Given exercise: Collect every row below that contains the string "button", and copy each one in full. Case counts.

Stored records:
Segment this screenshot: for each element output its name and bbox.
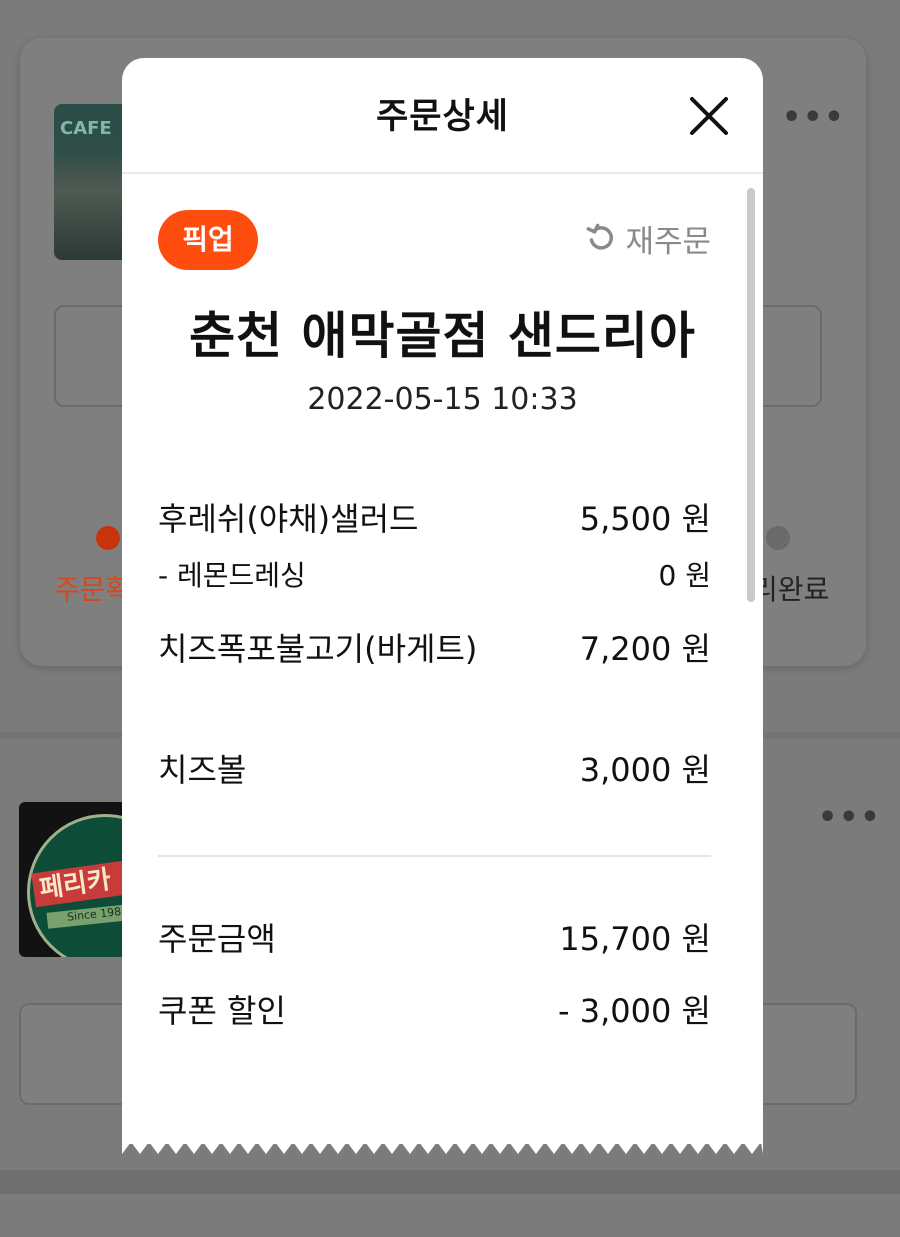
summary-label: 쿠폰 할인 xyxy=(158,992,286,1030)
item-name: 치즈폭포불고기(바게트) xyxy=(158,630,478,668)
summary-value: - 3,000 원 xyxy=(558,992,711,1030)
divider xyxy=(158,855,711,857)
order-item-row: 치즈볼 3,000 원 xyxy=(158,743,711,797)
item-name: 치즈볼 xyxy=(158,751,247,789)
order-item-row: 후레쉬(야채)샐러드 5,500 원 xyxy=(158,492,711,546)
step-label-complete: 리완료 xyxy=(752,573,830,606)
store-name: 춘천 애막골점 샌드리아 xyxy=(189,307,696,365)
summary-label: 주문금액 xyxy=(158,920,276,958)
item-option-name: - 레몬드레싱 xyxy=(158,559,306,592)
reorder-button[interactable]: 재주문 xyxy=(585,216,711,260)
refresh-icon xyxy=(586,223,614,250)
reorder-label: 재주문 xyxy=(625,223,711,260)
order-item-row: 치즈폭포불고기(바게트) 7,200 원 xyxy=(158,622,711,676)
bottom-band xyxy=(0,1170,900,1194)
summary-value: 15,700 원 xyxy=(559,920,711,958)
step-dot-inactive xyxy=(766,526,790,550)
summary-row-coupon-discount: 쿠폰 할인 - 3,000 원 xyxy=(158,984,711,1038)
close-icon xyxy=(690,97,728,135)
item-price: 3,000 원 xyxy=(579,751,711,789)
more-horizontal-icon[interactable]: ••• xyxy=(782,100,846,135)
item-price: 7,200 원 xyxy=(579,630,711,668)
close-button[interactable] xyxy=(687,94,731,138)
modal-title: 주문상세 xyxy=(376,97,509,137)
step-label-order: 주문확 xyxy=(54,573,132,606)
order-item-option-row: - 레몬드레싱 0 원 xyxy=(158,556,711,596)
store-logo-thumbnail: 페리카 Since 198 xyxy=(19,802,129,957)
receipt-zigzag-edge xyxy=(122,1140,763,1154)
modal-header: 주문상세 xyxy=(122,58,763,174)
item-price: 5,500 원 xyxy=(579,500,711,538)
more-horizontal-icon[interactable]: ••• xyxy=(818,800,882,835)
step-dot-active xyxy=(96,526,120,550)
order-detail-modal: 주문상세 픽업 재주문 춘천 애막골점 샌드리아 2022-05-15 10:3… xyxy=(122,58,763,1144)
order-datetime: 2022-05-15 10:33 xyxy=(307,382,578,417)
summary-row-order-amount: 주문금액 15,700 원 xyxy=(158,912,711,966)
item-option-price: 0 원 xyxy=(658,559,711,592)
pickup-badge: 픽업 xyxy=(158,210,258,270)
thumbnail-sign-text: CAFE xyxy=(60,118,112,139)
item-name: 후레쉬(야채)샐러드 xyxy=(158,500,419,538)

Result below:
reorder-button[interactable]: 재주문 xyxy=(585,216,711,260)
close-button[interactable] xyxy=(687,94,731,138)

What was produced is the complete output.